--- Start of Records to use ---
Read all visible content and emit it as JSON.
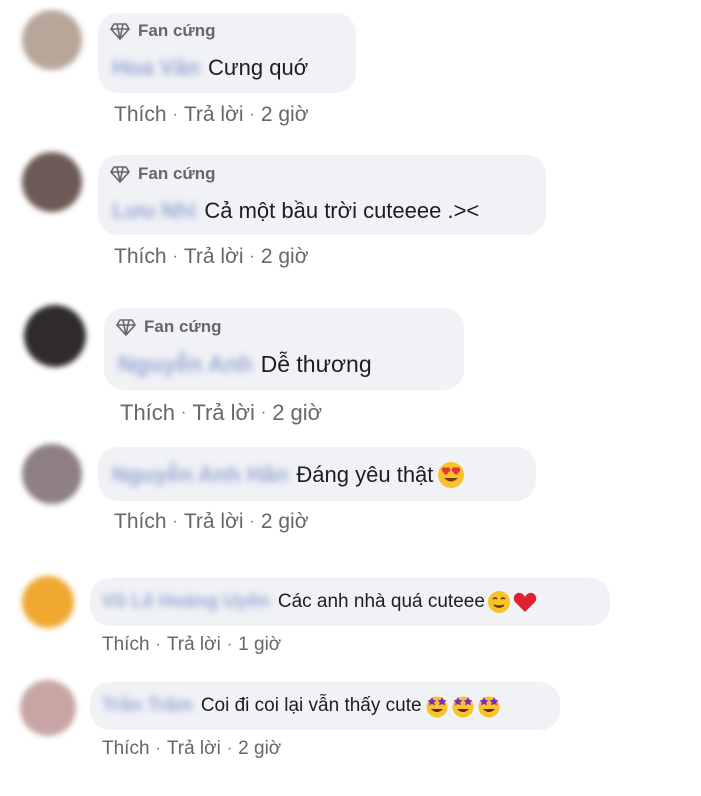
{
  "badge_label": "Fan cứng",
  "actions": {
    "like": "Thích",
    "reply": "Trả lời",
    "sep": "·"
  },
  "comments": [
    {
      "name": "Hoa Vân",
      "text": "Cưng quớ",
      "time": "2 giờ",
      "avatar_color": "#b9a69a"
    },
    {
      "name": "Lưu Nhi",
      "text": "Cả một bầu trời cuteeee .><",
      "time": "2 giờ",
      "avatar_color": "#6e5a55"
    },
    {
      "name": "Nguyễn Anh",
      "text": "Dễ thương",
      "time": "2 giờ",
      "avatar_color": "#2f2a2b"
    },
    {
      "name": "Nguyễn Anh Hân",
      "text": "Đáng yêu thật",
      "time": "2 giờ",
      "avatar_color": "#8d7f82"
    },
    {
      "name": "Vũ Lê Hoàng Uyên",
      "text": "Các anh nhà quá cuteee",
      "time": "1 giờ",
      "avatar_color": "#f0a830"
    },
    {
      "name": "Trần Trâm",
      "text": "Coi đi coi lại vẫn thấy cute",
      "time": "2 giờ",
      "avatar_color": "#c8a5a3"
    }
  ]
}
--- End of Records to use ---
Task description:
Copy out all the records exactly, excluding pictures.

The output:
Read all visible content and emit it as JSON.
{
  "badge_label": "Fan cứng",
  "actions": {
    "like": "Thích",
    "reply": "Trả lời",
    "sep": "·"
  },
  "comments": [
    {
      "name": "Hoa Vân",
      "text": "Cưng quớ",
      "time": "2 giờ",
      "avatar_color": "#b9a69a"
    },
    {
      "name": "Lưu Nhi",
      "text": "Cả một bầu trời cuteeee .><",
      "time": "2 giờ",
      "avatar_color": "#6e5a55"
    },
    {
      "name": "Nguyễn Anh",
      "text": "Dễ thương",
      "time": "2 giờ",
      "avatar_color": "#2f2a2b"
    },
    {
      "name": "Nguyễn Anh Hân",
      "text": "Đáng yêu thật",
      "time": "2 giờ",
      "avatar_color": "#8d7f82"
    },
    {
      "name": "Vũ Lê Hoàng Uyên",
      "text": "Các anh nhà quá cuteee",
      "time": "1 giờ",
      "avatar_color": "#f0a830"
    },
    {
      "name": "Trần Trâm",
      "text": "Coi đi coi lại vẫn thấy cute",
      "time": "2 giờ",
      "avatar_color": "#c8a5a3"
    }
  ]
}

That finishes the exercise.